* Exercise aim *
Pull out every line below holding the word "Salesperson".

========

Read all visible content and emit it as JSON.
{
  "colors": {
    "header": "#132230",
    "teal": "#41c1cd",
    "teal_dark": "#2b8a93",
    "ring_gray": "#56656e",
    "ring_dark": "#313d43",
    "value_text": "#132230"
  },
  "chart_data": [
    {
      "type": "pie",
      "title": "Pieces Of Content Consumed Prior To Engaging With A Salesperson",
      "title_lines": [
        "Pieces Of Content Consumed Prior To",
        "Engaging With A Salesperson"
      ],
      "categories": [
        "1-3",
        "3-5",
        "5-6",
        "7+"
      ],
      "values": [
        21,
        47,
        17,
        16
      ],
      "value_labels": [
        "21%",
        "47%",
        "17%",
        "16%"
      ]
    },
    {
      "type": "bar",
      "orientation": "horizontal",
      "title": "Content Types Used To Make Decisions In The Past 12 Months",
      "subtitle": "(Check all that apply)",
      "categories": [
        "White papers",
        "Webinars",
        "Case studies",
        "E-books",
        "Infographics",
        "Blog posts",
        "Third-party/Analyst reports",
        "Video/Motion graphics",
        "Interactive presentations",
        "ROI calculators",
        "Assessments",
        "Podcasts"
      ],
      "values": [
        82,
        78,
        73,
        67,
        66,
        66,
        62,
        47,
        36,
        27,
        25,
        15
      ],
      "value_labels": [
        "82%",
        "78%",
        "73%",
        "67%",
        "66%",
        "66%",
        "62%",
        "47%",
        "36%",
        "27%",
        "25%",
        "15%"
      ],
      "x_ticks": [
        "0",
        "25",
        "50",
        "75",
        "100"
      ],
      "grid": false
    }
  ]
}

========

* In response *
      "title": "Pieces Of Content Consumed Prior To Engaging With A Salesperson",
        "Engaging With A Salesperson"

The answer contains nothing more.